**Recorded information:**
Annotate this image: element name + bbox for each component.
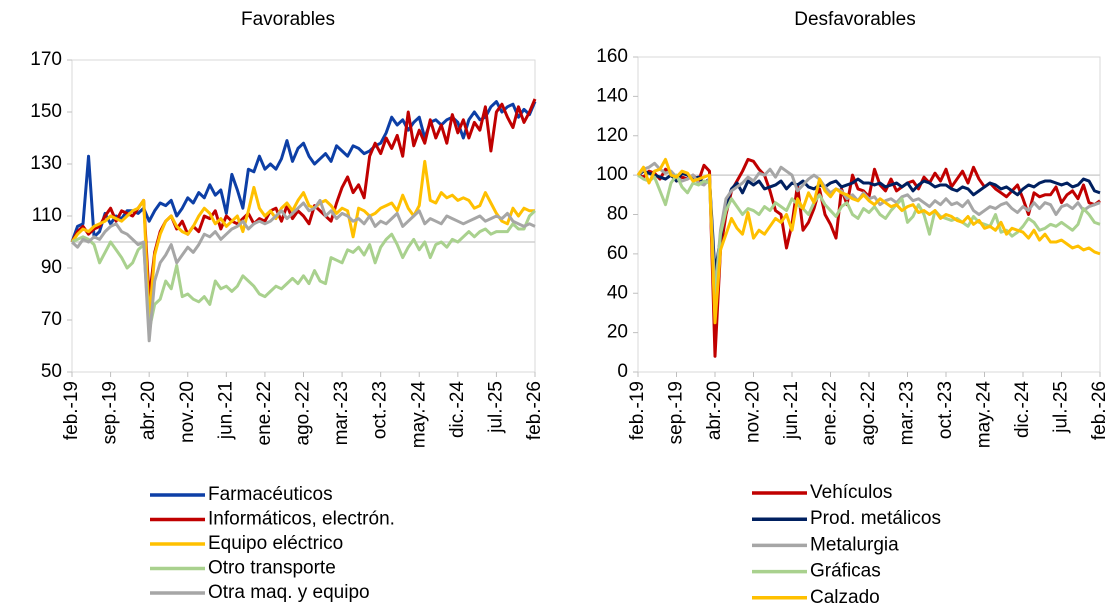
y-tick-label: 140	[596, 85, 628, 106]
x-tick-label: may.-24	[408, 381, 429, 449]
x-tick-label: jul.-25	[1051, 381, 1072, 434]
x-tick-label: nov.-20	[177, 381, 198, 443]
y-tick-label: 120	[596, 125, 628, 146]
y-tick-label: 150	[30, 101, 62, 122]
x-tick-label: ene.-22	[254, 381, 275, 445]
legend-label: Metalurgia	[810, 534, 899, 555]
x-tick-label: dic.-24	[1012, 381, 1033, 438]
x-tick-label: abr.-20	[704, 381, 725, 440]
x-tick-label: abr.-20	[138, 381, 159, 440]
y-tick-label: 110	[32, 205, 62, 226]
x-tick-label: jun.-21	[215, 381, 236, 440]
chart-title: Desfavorables	[794, 9, 915, 30]
x-tick-label: dic.-24	[447, 381, 468, 438]
x-tick-label: nov.-20	[743, 381, 764, 443]
legend-label: Calzado	[810, 587, 880, 608]
series-line	[70, 198, 536, 343]
y-tick-label: 20	[607, 322, 628, 343]
legend-label: Equipo eléctrico	[208, 533, 343, 554]
legend-label: Gráficas	[810, 561, 881, 582]
legend-label: Informáticos, electrón.	[208, 509, 395, 530]
x-tick-label: feb.-19	[61, 381, 82, 440]
series-line	[70, 100, 537, 243]
x-tick-label: jun.-21	[781, 381, 802, 440]
x-tick-label: feb.-26	[1089, 381, 1110, 440]
legend-label: Prod. metálicos	[810, 508, 941, 529]
x-tick-label: jul.-25	[485, 381, 506, 434]
x-tick-label: sep.-19	[100, 381, 121, 444]
series-line	[636, 157, 1101, 325]
series-line	[70, 159, 535, 322]
legend-label: Vehículos	[810, 482, 892, 503]
x-tick-label: oct.-23	[935, 381, 956, 439]
y-tick-label: 70	[41, 309, 62, 330]
legend-label: Otra maq. y equipo	[208, 582, 370, 603]
y-tick-label: 90	[41, 257, 62, 278]
x-tick-label: feb.-19	[627, 381, 648, 440]
series-line	[637, 169, 1101, 276]
chart-title: Favorables	[241, 9, 335, 30]
y-tick-label: 50	[41, 361, 62, 382]
x-tick-label: feb.-26	[524, 381, 545, 440]
y-tick-label: 80	[607, 204, 628, 225]
series-line	[637, 157, 1101, 358]
y-tick-label: 0	[617, 361, 628, 382]
x-tick-label: ago.-22	[293, 381, 314, 445]
plot-frame	[637, 56, 1101, 373]
x-tick-label: ene.-22	[820, 381, 841, 445]
y-tick-label: 170	[30, 49, 62, 70]
x-tick-label: may.-24	[974, 381, 995, 449]
series-line	[71, 209, 537, 332]
y-tick-label: 60	[607, 243, 628, 264]
x-tick-label: sep.-19	[666, 381, 687, 444]
x-tick-label: ago.-22	[858, 381, 879, 445]
y-tick-label: 40	[607, 282, 628, 303]
y-tick-label: 130	[30, 153, 62, 174]
x-tick-label: mar.-23	[897, 381, 918, 445]
legend-label: Farmacéuticos	[208, 484, 333, 505]
x-tick-label: oct.-23	[370, 381, 391, 439]
y-tick-label: 160	[596, 46, 628, 67]
legend-label: Otro transporte	[208, 558, 336, 579]
x-tick-label: mar.-23	[331, 381, 352, 445]
y-tick-label: 100	[596, 164, 628, 185]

**Set problem:** Reproduce all of the records above verbatim, leaving out the picture.

**Reply to the exercise:**
Annotate this image: element name + bbox for each component.
y-tick-label: 140	[596, 85, 628, 106]
x-tick-label: may.-24	[408, 381, 429, 449]
x-tick-label: jul.-25	[1051, 381, 1072, 434]
x-tick-label: nov.-20	[177, 381, 198, 443]
y-tick-label: 120	[596, 125, 628, 146]
y-tick-label: 150	[30, 101, 62, 122]
x-tick-label: ene.-22	[254, 381, 275, 445]
legend-label: Metalurgia	[810, 534, 899, 555]
x-tick-label: dic.-24	[1012, 381, 1033, 438]
x-tick-label: abr.-20	[704, 381, 725, 440]
x-tick-label: abr.-20	[138, 381, 159, 440]
y-tick-label: 110	[32, 205, 62, 226]
x-tick-label: jun.-21	[215, 381, 236, 440]
chart-title: Desfavorables	[794, 9, 915, 30]
x-tick-label: dic.-24	[447, 381, 468, 438]
x-tick-label: nov.-20	[743, 381, 764, 443]
legend-label: Calzado	[810, 587, 880, 608]
series-line	[70, 198, 536, 343]
y-tick-label: 20	[607, 322, 628, 343]
legend-label: Equipo eléctrico	[208, 533, 343, 554]
legend-label: Gráficas	[810, 561, 881, 582]
legend-label: Informáticos, electrón.	[208, 509, 395, 530]
x-tick-label: feb.-19	[61, 381, 82, 440]
series-line	[70, 100, 537, 243]
x-tick-label: jun.-21	[781, 381, 802, 440]
x-tick-label: feb.-26	[1089, 381, 1110, 440]
legend-label: Prod. metálicos	[810, 508, 941, 529]
x-tick-label: jul.-25	[485, 381, 506, 434]
x-tick-label: sep.-19	[100, 381, 121, 444]
series-line	[636, 157, 1101, 325]
series-line	[70, 159, 535, 322]
legend-label: Vehículos	[810, 482, 892, 503]
x-tick-label: oct.-23	[935, 381, 956, 439]
y-tick-label: 70	[41, 309, 62, 330]
legend-label: Otra maq. y equipo	[208, 582, 370, 603]
y-tick-label: 90	[41, 257, 62, 278]
x-tick-label: feb.-19	[627, 381, 648, 440]
series-line	[637, 169, 1101, 276]
chart-title: Favorables	[241, 9, 335, 30]
y-tick-label: 50	[41, 361, 62, 382]
x-tick-label: feb.-26	[524, 381, 545, 440]
y-tick-label: 80	[607, 204, 628, 225]
series-line	[637, 157, 1101, 358]
y-tick-label: 0	[617, 361, 628, 382]
x-tick-label: ago.-22	[293, 381, 314, 445]
plot-frame	[637, 56, 1101, 373]
x-tick-label: ene.-22	[820, 381, 841, 445]
y-tick-label: 170	[30, 49, 62, 70]
x-tick-label: may.-24	[974, 381, 995, 449]
series-line	[71, 209, 537, 332]
y-tick-label: 60	[607, 243, 628, 264]
x-tick-label: sep.-19	[666, 381, 687, 444]
x-tick-label: ago.-22	[858, 381, 879, 445]
y-tick-label: 40	[607, 282, 628, 303]
y-tick-label: 130	[30, 153, 62, 174]
x-tick-label: mar.-23	[897, 381, 918, 445]
legend-label: Farmacéuticos	[208, 484, 333, 505]
x-tick-label: oct.-23	[370, 381, 391, 439]
y-tick-label: 160	[596, 46, 628, 67]
legend-label: Otro transporte	[208, 558, 336, 579]
x-tick-label: mar.-23	[331, 381, 352, 445]
y-tick-label: 100	[596, 164, 628, 185]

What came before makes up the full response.